**TASK REQUIREMENTS:**
In the data below, find every line that has the string "dashed", and copy it.

▬▬▬▬▬▬▬▬▬▬

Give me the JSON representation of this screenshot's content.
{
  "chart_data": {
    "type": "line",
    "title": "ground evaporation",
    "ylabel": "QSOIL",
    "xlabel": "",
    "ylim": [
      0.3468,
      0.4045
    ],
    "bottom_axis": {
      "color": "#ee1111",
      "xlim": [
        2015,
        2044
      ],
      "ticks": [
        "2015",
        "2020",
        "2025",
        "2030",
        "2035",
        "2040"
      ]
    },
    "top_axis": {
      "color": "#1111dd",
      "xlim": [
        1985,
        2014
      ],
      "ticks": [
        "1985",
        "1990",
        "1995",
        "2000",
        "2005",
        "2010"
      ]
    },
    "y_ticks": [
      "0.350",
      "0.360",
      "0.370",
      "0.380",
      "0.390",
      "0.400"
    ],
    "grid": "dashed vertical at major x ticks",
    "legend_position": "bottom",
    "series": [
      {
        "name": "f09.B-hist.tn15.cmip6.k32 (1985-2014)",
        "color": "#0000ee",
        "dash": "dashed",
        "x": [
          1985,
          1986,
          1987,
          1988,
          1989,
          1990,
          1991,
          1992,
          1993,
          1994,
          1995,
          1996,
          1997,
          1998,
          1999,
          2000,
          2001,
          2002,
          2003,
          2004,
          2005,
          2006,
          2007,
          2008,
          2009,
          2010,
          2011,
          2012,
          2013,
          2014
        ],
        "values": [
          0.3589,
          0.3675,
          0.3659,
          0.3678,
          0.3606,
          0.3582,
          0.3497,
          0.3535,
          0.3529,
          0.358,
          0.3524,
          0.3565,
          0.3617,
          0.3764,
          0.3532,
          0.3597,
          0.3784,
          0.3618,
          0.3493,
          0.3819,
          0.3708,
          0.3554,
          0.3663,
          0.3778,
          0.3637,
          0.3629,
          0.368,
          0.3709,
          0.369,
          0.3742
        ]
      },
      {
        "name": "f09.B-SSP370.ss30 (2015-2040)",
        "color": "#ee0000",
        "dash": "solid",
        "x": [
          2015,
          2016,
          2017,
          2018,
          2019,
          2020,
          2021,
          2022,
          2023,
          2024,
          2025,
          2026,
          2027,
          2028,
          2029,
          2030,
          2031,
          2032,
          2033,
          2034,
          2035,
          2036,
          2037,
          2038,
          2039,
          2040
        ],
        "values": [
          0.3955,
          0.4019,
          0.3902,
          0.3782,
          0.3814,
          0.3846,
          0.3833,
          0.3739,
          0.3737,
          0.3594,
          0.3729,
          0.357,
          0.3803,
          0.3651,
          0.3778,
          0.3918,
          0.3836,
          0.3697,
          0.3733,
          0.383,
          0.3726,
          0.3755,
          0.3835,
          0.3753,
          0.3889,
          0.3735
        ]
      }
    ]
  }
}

▬▬▬▬▬▬▬▬▬▬

**FULL ANSWER:**
    "grid": "dashed vertical at major x ticks",
        "dash": "dashed",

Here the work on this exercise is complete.